Only lines holding the string "society" are wanted; copy each one from the material.

Data extract:
/---
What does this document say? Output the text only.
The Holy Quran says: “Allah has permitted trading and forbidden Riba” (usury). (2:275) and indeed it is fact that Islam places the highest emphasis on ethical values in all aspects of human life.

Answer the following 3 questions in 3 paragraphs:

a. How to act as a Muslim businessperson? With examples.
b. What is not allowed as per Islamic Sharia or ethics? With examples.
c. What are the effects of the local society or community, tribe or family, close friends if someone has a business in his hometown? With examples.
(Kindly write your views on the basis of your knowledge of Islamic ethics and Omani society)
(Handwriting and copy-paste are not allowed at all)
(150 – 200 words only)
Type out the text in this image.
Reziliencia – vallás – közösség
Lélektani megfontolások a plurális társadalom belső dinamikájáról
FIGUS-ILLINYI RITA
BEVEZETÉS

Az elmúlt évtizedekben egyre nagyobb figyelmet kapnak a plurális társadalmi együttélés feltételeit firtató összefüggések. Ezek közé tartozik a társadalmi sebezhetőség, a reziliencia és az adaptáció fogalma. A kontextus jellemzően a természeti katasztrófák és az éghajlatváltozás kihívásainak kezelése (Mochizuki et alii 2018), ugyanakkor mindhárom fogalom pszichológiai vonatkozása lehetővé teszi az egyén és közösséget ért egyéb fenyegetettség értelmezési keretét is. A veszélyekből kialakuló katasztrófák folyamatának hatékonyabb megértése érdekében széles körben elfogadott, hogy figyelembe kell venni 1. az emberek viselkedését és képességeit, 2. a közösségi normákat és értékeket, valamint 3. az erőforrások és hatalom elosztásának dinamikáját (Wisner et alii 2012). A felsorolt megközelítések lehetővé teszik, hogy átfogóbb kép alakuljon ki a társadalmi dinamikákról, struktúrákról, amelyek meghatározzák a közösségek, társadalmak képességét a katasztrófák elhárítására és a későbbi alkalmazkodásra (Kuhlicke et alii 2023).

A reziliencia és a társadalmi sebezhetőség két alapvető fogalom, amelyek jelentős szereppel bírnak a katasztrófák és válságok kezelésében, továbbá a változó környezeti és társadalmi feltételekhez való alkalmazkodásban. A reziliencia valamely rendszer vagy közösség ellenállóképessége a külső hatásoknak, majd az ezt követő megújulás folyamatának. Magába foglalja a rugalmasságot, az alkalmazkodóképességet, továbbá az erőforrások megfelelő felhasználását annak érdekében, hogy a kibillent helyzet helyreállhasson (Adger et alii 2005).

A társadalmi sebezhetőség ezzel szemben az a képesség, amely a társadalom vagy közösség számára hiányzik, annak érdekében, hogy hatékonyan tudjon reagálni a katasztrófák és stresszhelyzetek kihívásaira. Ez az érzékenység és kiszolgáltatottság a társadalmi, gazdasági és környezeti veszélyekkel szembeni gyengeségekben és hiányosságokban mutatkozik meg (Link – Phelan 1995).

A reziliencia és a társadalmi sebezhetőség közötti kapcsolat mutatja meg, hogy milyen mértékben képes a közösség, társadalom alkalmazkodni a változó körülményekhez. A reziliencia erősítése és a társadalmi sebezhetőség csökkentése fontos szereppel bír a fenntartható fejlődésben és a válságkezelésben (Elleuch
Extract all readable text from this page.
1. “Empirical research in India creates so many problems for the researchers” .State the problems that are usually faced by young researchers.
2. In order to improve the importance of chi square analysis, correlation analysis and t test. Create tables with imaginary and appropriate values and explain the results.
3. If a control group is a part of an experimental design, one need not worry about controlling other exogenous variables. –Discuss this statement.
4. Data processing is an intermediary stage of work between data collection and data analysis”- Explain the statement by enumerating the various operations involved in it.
\---
Output:
c. What are the effects of the local society or community, tribe or family, close friends if someone has a business in his hometown? With examples.
(Kindly write your views on the basis of your knowledge of Islamic ethics and Omani society)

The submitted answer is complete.